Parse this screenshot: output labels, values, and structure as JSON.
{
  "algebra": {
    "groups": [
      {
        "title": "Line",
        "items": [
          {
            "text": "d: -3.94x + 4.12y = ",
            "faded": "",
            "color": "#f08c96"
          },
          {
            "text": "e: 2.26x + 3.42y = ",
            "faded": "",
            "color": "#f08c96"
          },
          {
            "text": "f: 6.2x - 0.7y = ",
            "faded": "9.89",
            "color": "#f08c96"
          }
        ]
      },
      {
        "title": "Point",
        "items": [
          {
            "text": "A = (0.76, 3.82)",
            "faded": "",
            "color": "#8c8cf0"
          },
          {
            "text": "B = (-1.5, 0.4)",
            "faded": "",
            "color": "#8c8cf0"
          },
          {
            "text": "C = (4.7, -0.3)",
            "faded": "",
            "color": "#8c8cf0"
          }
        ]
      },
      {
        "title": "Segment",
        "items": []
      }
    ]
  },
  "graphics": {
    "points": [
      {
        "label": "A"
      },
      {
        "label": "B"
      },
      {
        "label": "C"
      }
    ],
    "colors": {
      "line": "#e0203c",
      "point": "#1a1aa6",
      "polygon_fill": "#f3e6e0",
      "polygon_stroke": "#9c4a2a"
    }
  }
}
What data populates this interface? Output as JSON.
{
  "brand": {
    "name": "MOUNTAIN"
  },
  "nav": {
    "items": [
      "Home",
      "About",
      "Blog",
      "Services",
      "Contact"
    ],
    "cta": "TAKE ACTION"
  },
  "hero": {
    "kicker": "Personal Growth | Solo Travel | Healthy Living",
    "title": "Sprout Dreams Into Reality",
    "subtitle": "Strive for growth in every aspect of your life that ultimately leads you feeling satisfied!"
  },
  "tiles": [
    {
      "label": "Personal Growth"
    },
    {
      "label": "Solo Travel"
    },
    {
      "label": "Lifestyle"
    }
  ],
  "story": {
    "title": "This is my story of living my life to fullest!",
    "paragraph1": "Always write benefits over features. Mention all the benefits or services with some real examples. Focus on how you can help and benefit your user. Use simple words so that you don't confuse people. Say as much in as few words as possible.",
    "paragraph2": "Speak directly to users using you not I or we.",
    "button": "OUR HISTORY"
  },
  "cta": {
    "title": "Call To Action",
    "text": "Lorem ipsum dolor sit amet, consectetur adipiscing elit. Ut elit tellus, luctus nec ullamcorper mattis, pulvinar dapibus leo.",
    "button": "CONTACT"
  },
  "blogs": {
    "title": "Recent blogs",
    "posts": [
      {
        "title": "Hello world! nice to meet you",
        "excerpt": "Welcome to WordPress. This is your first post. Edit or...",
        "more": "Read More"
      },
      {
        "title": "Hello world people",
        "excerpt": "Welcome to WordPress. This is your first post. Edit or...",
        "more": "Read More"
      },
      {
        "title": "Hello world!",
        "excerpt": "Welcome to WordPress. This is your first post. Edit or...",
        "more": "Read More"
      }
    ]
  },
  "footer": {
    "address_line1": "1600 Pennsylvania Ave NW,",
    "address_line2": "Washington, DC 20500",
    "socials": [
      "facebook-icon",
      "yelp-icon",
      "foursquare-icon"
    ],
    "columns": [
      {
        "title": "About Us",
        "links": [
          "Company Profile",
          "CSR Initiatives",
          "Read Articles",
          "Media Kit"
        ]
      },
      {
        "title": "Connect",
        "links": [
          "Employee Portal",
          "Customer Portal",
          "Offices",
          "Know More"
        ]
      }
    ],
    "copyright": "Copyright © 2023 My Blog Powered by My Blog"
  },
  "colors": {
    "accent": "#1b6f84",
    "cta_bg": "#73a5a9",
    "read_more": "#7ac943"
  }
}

◆ ◆ ◆ ◆

## Given exercise
Take the entries above and transcribe them exactly.

## Answer to the exercise
Parse this screenshot: output labels, values, and structure as JSON.
{
  "algebra": {
    "groups": [
      {
        "title": "Line",
        "items": [
          {
            "text": "d: -3.94x + 4.12y = ",
            "faded": "",
            "color": "#f08c96"
          },
          {
            "text": "e: 2.26x + 3.42y = ",
            "faded": "",
            "color": "#f08c96"
          },
          {
            "text": "f: 6.2x - 0.7y = ",
            "faded": "9.89",
            "color": "#f08c96"
          }
        ]
      },
      {
        "title": "Point",
        "items": [
          {
            "text": "A = (0.76, 3.82)",
            "faded": "",
            "color": "#8c8cf0"
          },
          {
            "text": "B = (-1.5, 0.4)",
            "faded": "",
            "color": "#8c8cf0"
          },
          {
            "text": "C = (4.7, -0.3)",
            "faded": "",
            "color": "#8c8cf0"
          }
        ]
      },
      {
        "title": "Segment",
        "items": []
      }
    ]
  },
  "graphics": {
    "points": [
      {
        "label": "A"
      },
      {
        "label": "B"
      },
      {
        "label": "C"
      }
    ],
    "colors": {
      "line": "#e0203c",
      "point": "#1a1aa6",
      "polygon_fill": "#f3e6e0",
      "polygon_stroke": "#9c4a2a"
    }
  }
}
What data populates this interface? Output as JSON.
{
  "brand": {
    "name": "MOUNTAIN"
  },
  "nav": {
    "items": [
      "Home",
      "About",
      "Blog",
      "Services",
      "Contact"
    ],
    "cta": "TAKE ACTION"
  },
  "hero": {
    "kicker": "Personal Growth | Solo Travel | Healthy Living",
    "title": "Sprout Dreams Into Reality",
    "subtitle": "Strive for growth in every aspect of your life that ultimately leads you feeling satisfied!"
  },
  "tiles": [
    {
      "label": "Personal Growth"
    },
    {
      "label": "Solo Travel"
    },
    {
      "label": "Lifestyle"
    }
  ],
  "story": {
    "title": "This is my story of living my life to fullest!",
    "paragraph1": "Always write benefits over features. Mention all the benefits or services with some real examples. Focus on how you can help and benefit your user. Use simple words so that you don't confuse people. Say as much in as few words as possible.",
    "paragraph2": "Speak directly to users using you not I or we.",
    "button": "OUR HISTORY"
  },
  "cta": {
    "title": "Call To Action",
    "text": "Lorem ipsum dolor sit amet, consectetur adipiscing elit. Ut elit tellus, luctus nec ullamcorper mattis, pulvinar dapibus leo.",
    "button": "CONTACT"
  },
  "blogs": {
    "title": "Recent blogs",
    "posts": [
      {
        "title": "Hello world! nice to meet you",
        "excerpt": "Welcome to WordPress. This is your first post. Edit or...",
        "more": "Read More"
      },
      {
        "title": "Hello world people",
        "excerpt": "Welcome to WordPress. This is your first post. Edit or...",
        "more": "Read More"
      },
      {
        "title": "Hello world!",
        "excerpt": "Welcome to WordPress. This is your first post. Edit or...",
        "more": "Read More"
      }
    ]
  },
  "footer": {
    "address_line1": "1600 Pennsylvania Ave NW,",
    "address_line2": "Washington, DC 20500",
    "socials": [
      "facebook-icon",
      "yelp-icon",
      "foursquare-icon"
    ],
    "columns": [
      {
        "title": "About Us",
        "links": [
          "Company Profile",
          "CSR Initiatives",
          "Read Articles",
          "Media Kit"
        ]
      },
      {
        "title": "Connect",
        "links": [
          "Employee Portal",
          "Customer Portal",
          "Offices",
          "Know More"
        ]
      }
    ],
    "copyright": "Copyright © 2023 My Blog Powered by My Blog"
  },
  "colors": {
    "accent": "#1b6f84",
    "cta_bg": "#73a5a9",
    "read_more": "#7ac943"
  }
}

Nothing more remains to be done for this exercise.